> **Stated exercise**:
Write out the records below once more, exactly as they stand.

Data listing
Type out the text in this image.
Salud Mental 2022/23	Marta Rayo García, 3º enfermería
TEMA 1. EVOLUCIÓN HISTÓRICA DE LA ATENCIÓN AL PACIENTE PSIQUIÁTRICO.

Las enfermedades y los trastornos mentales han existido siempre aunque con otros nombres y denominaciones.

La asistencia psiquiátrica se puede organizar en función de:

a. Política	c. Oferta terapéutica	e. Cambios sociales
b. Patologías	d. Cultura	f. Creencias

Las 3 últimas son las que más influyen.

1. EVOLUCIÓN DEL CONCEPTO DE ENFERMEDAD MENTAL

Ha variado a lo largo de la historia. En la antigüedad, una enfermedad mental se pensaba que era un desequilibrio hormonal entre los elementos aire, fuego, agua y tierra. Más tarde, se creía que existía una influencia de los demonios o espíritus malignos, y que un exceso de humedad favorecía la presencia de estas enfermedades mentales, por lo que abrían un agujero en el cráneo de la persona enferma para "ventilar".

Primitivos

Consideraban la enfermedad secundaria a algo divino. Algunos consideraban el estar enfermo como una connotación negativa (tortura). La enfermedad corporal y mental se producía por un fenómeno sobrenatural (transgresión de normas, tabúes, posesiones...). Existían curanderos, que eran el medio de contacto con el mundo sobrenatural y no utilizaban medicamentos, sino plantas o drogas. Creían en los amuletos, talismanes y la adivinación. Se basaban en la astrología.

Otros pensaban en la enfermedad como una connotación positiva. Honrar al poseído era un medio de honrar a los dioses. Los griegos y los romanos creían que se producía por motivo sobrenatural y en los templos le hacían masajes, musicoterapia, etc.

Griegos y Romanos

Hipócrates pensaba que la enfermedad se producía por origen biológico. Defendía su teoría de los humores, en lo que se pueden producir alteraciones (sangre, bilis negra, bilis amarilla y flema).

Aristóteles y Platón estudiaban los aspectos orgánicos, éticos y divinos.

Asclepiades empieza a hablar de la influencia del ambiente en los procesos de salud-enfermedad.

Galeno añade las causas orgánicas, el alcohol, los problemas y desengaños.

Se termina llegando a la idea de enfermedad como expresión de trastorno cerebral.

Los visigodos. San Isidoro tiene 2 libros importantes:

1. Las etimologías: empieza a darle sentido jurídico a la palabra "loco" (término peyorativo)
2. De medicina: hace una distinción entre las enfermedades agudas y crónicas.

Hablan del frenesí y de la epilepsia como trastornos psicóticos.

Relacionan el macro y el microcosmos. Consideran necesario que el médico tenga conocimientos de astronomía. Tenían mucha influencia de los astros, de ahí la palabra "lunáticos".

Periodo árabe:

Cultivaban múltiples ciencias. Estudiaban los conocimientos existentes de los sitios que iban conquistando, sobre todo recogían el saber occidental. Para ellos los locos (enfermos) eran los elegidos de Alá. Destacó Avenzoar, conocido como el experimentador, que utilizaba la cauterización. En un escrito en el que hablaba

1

> **Written reply**:
Type out the text in this image.
Salud Mental 2022/23	Marta Rayo García, 3º enfermería
TEMA 1. EVOLUCIÓN HISTÓRICA DE LA ATENCIÓN AL PACIENTE PSIQUIÁTRICO.

Las enfermedades y los trastornos mentales han existido siempre aunque con otros nombres y denominaciones.

La asistencia psiquiátrica se puede organizar en función de:

a. Política	c. Oferta terapéutica	e. Cambios sociales
b. Patologías	d. Cultura	f. Creencias

Las 3 últimas son las que más influyen.

1. EVOLUCIÓN DEL CONCEPTO DE ENFERMEDAD MENTAL

Ha variado a lo largo de la historia. En la antigüedad, una enfermedad mental se pensaba que era un desequilibrio hormonal entre los elementos aire, fuego, agua y tierra. Más tarde, se creía que existía una influencia de los demonios o espíritus malignos, y que un exceso de humedad favorecía la presencia de estas enfermedades mentales, por lo que abrían un agujero en el cráneo de la persona enferma para "ventilar".

Primitivos

Consideraban la enfermedad secundaria a algo divino. Algunos consideraban el estar enfermo como una connotación negativa (tortura). La enfermedad corporal y mental se producía por un fenómeno sobrenatural (transgresión de normas, tabúes, posesiones...). Existían curanderos, que eran el medio de contacto con el mundo sobrenatural y no utilizaban medicamentos, sino plantas o drogas. Creían en los amuletos, talismanes y la adivinación. Se basaban en la astrología.

Otros pensaban en la enfermedad como una connotación positiva. Honrar al poseído era un medio de honrar a los dioses. Los griegos y los romanos creían que se producía por motivo sobrenatural y en los templos le hacían masajes, musicoterapia, etc.

Griegos y Romanos

Hipócrates pensaba que la enfermedad se producía por origen biológico. Defendía su teoría de los humores, en lo que se pueden producir alteraciones (sangre, bilis negra, bilis amarilla y flema).

Aristóteles y Platón estudiaban los aspectos orgánicos, éticos y divinos.

Asclepiades empieza a hablar de la influencia del ambiente en los procesos de salud-enfermedad.

Galeno añade las causas orgánicas, el alcohol, los problemas y desengaños.

Se termina llegando a la idea de enfermedad como expresión de trastorno cerebral.

Los visigodos. San Isidoro tiene 2 libros importantes:

1. Las etimologías: empieza a darle sentido jurídico a la palabra "loco" (término peyorativo)
2. De medicina: hace una distinción entre las enfermedades agudas y crónicas.

Hablan del frenesí y de la epilepsia como trastornos psicóticos.

Relacionan el macro y el microcosmos. Consideran necesario que el médico tenga conocimientos de astronomía. Tenían mucha influencia de los astros, de ahí la palabra "lunáticos".

Periodo árabe:

Cultivaban múltiples ciencias. Estudiaban los conocimientos existentes de los sitios que iban conquistando, sobre todo recogían el saber occidental. Para ellos los locos (enfermos) eran los elegidos de Alá. Destacó Avenzoar, conocido como el experimentador, que utilizaba la cauterización. En un escrito en el que hablaba

1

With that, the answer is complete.